Track down every line below that holds "name" and copy it.

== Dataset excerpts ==
··········

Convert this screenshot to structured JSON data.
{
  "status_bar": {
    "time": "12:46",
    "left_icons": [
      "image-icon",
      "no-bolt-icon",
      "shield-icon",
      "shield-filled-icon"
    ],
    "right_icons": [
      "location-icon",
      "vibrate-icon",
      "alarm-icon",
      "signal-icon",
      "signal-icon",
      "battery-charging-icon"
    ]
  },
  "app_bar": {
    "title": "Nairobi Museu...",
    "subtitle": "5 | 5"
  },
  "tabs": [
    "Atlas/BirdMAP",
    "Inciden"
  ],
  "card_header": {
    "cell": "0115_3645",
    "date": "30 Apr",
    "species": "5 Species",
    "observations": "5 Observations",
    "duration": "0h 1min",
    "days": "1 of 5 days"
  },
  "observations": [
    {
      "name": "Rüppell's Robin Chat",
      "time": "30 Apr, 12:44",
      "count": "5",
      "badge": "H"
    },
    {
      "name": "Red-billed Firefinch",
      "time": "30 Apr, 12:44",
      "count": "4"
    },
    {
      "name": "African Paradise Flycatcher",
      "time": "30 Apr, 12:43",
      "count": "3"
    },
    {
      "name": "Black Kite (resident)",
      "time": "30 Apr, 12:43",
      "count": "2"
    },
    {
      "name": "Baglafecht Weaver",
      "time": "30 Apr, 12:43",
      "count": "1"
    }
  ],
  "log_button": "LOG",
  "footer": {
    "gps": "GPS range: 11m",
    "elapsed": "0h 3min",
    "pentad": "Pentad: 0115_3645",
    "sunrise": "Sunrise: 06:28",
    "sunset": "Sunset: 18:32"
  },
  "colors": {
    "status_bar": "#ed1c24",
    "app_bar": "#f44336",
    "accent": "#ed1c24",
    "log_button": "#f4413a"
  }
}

··········

== Correct output ==
      "name": "Rüppell's Robin Chat",
      "name": "Red-billed Firefinch",
      "name": "African Paradise Flycatcher",
      "name": "Black Kite (resident)",
      "name": "Baglafecht Weaver",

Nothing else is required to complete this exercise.